DO THIS => Copy out each line of the data holding "Growth".

Excerpt from a dataset:
++++++++++++++++++++

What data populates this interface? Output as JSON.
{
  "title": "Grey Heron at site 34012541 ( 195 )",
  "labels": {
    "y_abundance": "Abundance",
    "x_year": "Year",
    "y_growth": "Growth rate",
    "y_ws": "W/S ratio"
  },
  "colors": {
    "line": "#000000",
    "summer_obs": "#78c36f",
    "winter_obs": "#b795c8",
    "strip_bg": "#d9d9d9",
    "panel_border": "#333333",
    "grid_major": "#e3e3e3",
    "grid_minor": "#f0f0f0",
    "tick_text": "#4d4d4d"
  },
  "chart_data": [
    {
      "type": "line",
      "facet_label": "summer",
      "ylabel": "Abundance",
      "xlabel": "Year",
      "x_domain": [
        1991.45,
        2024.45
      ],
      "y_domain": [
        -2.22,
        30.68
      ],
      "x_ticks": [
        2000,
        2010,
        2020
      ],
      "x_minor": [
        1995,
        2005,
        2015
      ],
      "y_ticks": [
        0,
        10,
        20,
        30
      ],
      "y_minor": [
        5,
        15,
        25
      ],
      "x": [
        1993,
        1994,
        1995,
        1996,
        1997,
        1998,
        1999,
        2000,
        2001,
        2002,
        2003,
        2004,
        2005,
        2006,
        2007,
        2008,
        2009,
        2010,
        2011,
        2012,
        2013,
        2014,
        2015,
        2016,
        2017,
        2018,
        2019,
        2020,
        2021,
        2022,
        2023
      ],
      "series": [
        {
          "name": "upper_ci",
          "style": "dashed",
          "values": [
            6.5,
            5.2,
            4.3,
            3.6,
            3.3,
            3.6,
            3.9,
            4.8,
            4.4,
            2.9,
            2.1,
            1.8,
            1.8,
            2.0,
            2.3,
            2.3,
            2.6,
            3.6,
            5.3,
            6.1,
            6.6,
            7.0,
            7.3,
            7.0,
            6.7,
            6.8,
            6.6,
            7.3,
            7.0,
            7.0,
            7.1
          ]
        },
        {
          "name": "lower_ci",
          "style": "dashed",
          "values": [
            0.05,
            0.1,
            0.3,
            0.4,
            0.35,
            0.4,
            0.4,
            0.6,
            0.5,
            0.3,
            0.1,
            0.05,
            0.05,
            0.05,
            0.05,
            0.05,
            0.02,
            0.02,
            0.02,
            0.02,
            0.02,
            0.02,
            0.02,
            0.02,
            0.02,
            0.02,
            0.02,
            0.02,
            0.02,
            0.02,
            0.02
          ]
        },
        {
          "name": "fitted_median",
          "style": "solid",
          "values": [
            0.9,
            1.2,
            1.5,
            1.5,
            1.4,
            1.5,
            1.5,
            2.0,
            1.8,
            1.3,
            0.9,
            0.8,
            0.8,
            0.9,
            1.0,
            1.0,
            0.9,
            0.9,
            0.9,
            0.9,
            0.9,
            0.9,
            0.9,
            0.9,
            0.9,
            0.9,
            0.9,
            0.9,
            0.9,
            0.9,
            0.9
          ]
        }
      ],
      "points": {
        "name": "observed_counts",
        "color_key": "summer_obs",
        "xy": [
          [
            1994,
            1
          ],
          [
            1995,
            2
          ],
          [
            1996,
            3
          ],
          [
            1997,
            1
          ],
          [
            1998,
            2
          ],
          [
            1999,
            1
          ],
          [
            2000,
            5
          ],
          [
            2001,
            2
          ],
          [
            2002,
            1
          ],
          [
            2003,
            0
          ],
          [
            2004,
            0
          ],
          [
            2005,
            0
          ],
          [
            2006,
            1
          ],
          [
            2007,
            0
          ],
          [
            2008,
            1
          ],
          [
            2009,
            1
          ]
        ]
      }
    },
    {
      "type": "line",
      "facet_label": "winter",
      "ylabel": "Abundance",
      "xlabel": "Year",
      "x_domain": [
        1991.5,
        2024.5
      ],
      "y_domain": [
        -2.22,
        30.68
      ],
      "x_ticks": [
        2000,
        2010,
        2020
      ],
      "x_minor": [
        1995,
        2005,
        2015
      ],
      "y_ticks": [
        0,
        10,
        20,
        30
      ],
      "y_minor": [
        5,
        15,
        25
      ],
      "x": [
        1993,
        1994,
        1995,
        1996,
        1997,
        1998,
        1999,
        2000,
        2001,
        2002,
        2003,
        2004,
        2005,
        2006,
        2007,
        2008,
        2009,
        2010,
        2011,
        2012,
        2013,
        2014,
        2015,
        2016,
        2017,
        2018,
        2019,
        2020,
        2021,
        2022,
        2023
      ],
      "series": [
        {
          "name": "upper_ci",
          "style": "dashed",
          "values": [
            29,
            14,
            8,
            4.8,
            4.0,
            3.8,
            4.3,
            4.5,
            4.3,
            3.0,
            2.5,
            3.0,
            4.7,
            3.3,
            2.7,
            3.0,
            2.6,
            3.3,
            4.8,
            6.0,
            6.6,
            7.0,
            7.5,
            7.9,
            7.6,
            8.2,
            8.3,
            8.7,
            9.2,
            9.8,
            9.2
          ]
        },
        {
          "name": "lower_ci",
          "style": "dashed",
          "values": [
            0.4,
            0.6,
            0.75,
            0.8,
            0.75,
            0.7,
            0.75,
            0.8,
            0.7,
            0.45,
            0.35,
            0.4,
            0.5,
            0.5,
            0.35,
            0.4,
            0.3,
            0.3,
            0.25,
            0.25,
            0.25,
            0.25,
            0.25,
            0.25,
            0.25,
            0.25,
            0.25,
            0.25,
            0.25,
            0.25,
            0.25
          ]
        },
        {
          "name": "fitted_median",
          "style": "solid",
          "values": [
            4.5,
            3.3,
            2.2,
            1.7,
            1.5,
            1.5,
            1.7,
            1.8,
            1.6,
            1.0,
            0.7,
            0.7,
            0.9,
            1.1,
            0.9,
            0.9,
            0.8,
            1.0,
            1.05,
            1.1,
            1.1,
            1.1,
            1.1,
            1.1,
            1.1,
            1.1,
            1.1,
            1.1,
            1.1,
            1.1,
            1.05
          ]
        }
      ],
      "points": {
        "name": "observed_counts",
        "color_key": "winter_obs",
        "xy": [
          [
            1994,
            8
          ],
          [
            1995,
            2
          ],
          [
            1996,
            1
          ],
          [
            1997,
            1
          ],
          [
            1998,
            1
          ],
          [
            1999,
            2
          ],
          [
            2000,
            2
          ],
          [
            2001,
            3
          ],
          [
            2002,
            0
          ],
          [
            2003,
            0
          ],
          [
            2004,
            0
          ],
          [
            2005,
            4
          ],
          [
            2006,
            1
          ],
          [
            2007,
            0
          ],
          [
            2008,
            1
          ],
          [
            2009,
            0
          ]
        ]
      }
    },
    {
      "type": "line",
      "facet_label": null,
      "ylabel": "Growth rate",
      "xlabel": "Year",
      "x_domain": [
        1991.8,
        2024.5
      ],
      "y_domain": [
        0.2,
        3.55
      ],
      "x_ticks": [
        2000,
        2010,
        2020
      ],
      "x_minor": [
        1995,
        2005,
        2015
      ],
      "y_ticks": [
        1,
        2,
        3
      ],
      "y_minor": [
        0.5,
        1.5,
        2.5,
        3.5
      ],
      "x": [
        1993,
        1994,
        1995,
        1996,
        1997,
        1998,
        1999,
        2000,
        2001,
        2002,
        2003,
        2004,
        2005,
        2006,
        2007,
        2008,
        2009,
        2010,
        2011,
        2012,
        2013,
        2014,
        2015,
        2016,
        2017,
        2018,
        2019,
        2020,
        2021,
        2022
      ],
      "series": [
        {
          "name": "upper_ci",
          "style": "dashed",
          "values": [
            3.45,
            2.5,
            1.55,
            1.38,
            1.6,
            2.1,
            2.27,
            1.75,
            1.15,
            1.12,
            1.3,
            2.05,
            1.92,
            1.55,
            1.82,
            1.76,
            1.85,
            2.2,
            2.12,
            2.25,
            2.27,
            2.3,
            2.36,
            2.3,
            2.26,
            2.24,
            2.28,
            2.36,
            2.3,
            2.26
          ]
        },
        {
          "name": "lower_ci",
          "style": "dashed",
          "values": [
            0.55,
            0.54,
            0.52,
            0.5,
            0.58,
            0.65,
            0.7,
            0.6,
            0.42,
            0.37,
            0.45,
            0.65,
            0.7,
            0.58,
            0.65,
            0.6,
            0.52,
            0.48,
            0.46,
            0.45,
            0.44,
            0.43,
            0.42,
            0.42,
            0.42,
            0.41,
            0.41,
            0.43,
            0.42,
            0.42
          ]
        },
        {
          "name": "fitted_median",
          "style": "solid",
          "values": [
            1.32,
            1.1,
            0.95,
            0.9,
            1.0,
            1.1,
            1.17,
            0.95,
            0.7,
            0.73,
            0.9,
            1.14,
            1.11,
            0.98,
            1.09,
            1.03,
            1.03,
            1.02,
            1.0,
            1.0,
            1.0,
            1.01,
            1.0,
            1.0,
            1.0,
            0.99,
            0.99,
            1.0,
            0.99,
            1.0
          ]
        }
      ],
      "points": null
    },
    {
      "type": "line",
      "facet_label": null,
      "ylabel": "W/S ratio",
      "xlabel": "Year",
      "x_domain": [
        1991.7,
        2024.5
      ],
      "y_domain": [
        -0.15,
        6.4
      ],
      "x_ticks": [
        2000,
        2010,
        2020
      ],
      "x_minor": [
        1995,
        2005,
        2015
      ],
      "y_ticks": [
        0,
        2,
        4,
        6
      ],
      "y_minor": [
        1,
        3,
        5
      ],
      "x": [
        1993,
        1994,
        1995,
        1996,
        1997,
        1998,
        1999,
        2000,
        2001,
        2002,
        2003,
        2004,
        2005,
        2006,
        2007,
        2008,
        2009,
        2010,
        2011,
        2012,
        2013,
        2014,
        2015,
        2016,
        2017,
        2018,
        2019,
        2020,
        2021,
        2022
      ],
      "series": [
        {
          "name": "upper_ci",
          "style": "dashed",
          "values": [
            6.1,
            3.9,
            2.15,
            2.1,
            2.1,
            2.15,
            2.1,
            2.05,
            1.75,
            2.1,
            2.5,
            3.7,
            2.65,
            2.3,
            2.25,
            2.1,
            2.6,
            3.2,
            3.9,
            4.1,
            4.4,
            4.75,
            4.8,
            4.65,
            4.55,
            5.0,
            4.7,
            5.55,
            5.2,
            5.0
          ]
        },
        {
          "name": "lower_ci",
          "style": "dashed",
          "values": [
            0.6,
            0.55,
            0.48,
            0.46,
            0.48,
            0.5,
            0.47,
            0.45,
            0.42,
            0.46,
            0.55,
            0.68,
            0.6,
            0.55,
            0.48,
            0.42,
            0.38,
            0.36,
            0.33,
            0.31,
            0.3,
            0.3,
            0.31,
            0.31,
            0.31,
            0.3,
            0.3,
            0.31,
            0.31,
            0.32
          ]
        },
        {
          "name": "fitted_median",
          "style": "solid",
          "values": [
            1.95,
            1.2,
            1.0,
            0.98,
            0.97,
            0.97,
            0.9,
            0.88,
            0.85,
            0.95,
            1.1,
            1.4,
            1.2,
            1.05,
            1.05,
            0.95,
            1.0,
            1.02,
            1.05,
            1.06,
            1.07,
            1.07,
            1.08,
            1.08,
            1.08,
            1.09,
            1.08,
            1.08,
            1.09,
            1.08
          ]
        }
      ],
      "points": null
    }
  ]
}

++++++++++++++++++++

OUTPUT FOR THIS TASK =>
    "y_growth": "Growth rate",
      "ylabel": "Growth rate",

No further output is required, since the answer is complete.